══ Record set
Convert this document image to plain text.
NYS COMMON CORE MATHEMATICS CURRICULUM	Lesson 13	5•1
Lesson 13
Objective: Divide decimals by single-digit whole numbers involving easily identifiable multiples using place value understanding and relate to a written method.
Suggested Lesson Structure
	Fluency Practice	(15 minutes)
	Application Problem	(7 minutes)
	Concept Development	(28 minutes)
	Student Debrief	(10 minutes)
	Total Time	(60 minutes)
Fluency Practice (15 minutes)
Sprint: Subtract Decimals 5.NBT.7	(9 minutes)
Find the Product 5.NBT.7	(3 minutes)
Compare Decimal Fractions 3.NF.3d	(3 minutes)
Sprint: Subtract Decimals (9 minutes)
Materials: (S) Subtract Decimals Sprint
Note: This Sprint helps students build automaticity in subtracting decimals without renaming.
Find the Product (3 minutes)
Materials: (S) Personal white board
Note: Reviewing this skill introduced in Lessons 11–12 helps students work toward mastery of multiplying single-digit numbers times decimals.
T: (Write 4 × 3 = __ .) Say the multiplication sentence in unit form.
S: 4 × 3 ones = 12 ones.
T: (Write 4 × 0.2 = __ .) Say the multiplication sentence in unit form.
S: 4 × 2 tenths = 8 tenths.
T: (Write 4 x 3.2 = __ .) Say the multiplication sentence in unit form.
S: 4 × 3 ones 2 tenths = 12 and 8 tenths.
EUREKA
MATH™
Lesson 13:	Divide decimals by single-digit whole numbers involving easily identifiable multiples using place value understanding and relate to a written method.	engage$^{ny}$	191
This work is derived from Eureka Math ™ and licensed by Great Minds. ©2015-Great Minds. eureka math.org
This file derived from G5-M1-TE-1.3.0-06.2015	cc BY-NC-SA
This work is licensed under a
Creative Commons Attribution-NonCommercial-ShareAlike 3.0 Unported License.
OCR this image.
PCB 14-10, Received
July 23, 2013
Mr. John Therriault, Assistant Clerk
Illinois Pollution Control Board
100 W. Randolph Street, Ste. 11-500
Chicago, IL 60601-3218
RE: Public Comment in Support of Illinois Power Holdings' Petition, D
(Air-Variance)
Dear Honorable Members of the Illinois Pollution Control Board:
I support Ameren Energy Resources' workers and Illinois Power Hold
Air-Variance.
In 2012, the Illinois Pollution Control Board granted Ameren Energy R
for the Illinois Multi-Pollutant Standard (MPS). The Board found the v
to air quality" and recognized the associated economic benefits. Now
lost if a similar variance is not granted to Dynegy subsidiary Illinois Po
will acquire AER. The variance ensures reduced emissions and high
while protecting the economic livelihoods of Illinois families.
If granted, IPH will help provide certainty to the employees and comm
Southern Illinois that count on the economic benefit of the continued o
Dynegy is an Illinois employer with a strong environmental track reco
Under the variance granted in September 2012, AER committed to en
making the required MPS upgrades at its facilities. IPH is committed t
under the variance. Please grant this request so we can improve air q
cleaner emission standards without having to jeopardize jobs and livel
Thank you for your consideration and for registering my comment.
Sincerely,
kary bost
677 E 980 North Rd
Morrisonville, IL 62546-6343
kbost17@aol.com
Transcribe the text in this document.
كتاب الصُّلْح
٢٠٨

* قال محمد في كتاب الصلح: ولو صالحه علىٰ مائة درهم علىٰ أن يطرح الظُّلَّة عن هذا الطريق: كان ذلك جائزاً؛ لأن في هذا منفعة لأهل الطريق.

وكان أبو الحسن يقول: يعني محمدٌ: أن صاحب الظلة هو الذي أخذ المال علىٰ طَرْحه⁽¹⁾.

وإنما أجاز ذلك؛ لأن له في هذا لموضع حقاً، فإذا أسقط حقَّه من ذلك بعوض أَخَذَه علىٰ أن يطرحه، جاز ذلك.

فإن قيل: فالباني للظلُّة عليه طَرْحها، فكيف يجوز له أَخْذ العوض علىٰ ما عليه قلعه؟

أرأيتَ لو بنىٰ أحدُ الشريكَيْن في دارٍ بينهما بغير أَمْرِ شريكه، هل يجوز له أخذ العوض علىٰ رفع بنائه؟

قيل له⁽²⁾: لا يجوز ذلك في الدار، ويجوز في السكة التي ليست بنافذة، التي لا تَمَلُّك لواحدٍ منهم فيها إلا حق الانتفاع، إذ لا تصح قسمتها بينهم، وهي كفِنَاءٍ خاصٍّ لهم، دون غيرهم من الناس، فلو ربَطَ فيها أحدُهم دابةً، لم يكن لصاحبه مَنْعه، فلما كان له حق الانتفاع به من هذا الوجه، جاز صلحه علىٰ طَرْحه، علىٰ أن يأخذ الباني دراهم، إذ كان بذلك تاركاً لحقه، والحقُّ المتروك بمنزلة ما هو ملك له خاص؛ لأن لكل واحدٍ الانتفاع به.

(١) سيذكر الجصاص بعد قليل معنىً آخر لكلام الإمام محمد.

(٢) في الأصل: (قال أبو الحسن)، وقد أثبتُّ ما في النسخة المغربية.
════
• **Task instructions**
Go through the entries and repeat each one exactly.

• **Exercise output**
Convert this document image to plain text.
NYS COMMON CORE MATHEMATICS CURRICULUM	Lesson 13	5•1
Lesson 13
Objective: Divide decimals by single-digit whole numbers involving easily identifiable multiples using place value understanding and relate to a written method.
Suggested Lesson Structure
	Fluency Practice	(15 minutes)
	Application Problem	(7 minutes)
	Concept Development	(28 minutes)
	Student Debrief	(10 minutes)
	Total Time	(60 minutes)
Fluency Practice (15 minutes)
Sprint: Subtract Decimals 5.NBT.7	(9 minutes)
Find the Product 5.NBT.7	(3 minutes)
Compare Decimal Fractions 3.NF.3d	(3 minutes)
Sprint: Subtract Decimals (9 minutes)
Materials: (S) Subtract Decimals Sprint
Note: This Sprint helps students build automaticity in subtracting decimals without renaming.
Find the Product (3 minutes)
Materials: (S) Personal white board
Note: Reviewing this skill introduced in Lessons 11–12 helps students work toward mastery of multiplying single-digit numbers times decimals.
T: (Write 4 × 3 = __ .) Say the multiplication sentence in unit form.
S: 4 × 3 ones = 12 ones.
T: (Write 4 × 0.2 = __ .) Say the multiplication sentence in unit form.
S: 4 × 2 tenths = 8 tenths.
T: (Write 4 x 3.2 = __ .) Say the multiplication sentence in unit form.
S: 4 × 3 ones 2 tenths = 12 and 8 tenths.
EUREKA
MATH™
Lesson 13:	Divide decimals by single-digit whole numbers involving easily identifiable multiples using place value understanding and relate to a written method.	engage$^{ny}$	191
This work is derived from Eureka Math ™ and licensed by Great Minds. ©2015-Great Minds. eureka math.org
This file derived from G5-M1-TE-1.3.0-06.2015	cc BY-NC-SA
This work is licensed under a
Creative Commons Attribution-NonCommercial-ShareAlike 3.0 Unported License.
OCR this image.
PCB 14-10, Received
July 23, 2013
Mr. John Therriault, Assistant Clerk
Illinois Pollution Control Board
100 W. Randolph Street, Ste. 11-500
Chicago, IL 60601-3218
RE: Public Comment in Support of Illinois Power Holdings' Petition, D
(Air-Variance)
Dear Honorable Members of the Illinois Pollution Control Board:
I support Ameren Energy Resources' workers and Illinois Power Hold
Air-Variance.
In 2012, the Illinois Pollution Control Board granted Ameren Energy R
for the Illinois Multi-Pollutant Standard (MPS). The Board found the v
to air quality" and recognized the associated economic benefits. Now
lost if a similar variance is not granted to Dynegy subsidiary Illinois Po
will acquire AER. The variance ensures reduced emissions and high
while protecting the economic livelihoods of Illinois families.
If granted, IPH will help provide certainty to the employees and comm
Southern Illinois that count on the economic benefit of the continued o
Dynegy is an Illinois employer with a strong environmental track reco
Under the variance granted in September 2012, AER committed to en
making the required MPS upgrades at its facilities. IPH is committed t
under the variance. Please grant this request so we can improve air q
cleaner emission standards without having to jeopardize jobs and livel
Thank you for your consideration and for registering my comment.
Sincerely,
kary bost
677 E 980 North Rd
Morrisonville, IL 62546-6343
kbost17@aol.com
Transcribe the text in this document.
كتاب الصُّلْح
٢٠٨

* قال محمد في كتاب الصلح: ولو صالحه علىٰ مائة درهم علىٰ أن يطرح الظُّلَّة عن هذا الطريق: كان ذلك جائزاً؛ لأن في هذا منفعة لأهل الطريق.

وكان أبو الحسن يقول: يعني محمدٌ: أن صاحب الظلة هو الذي أخذ المال علىٰ طَرْحه⁽¹⁾.

وإنما أجاز ذلك؛ لأن له في هذا لموضع حقاً، فإذا أسقط حقَّه من ذلك بعوض أَخَذَه علىٰ أن يطرحه، جاز ذلك.

فإن قيل: فالباني للظلُّة عليه طَرْحها، فكيف يجوز له أَخْذ العوض علىٰ ما عليه قلعه؟

أرأيتَ لو بنىٰ أحدُ الشريكَيْن في دارٍ بينهما بغير أَمْرِ شريكه، هل يجوز له أخذ العوض علىٰ رفع بنائه؟

قيل له⁽²⁾: لا يجوز ذلك في الدار، ويجوز في السكة التي ليست بنافذة، التي لا تَمَلُّك لواحدٍ منهم فيها إلا حق الانتفاع، إذ لا تصح قسمتها بينهم، وهي كفِنَاءٍ خاصٍّ لهم، دون غيرهم من الناس، فلو ربَطَ فيها أحدُهم دابةً، لم يكن لصاحبه مَنْعه، فلما كان له حق الانتفاع به من هذا الوجه، جاز صلحه علىٰ طَرْحه، علىٰ أن يأخذ الباني دراهم، إذ كان بذلك تاركاً لحقه، والحقُّ المتروك بمنزلة ما هو ملك له خاص؛ لأن لكل واحدٍ الانتفاع به.

(١) سيذكر الجصاص بعد قليل معنىً آخر لكلام الإمام محمد.

(٢) في الأصل: (قال أبو الحسن)، وقد أثبتُّ ما في النسخة المغربية.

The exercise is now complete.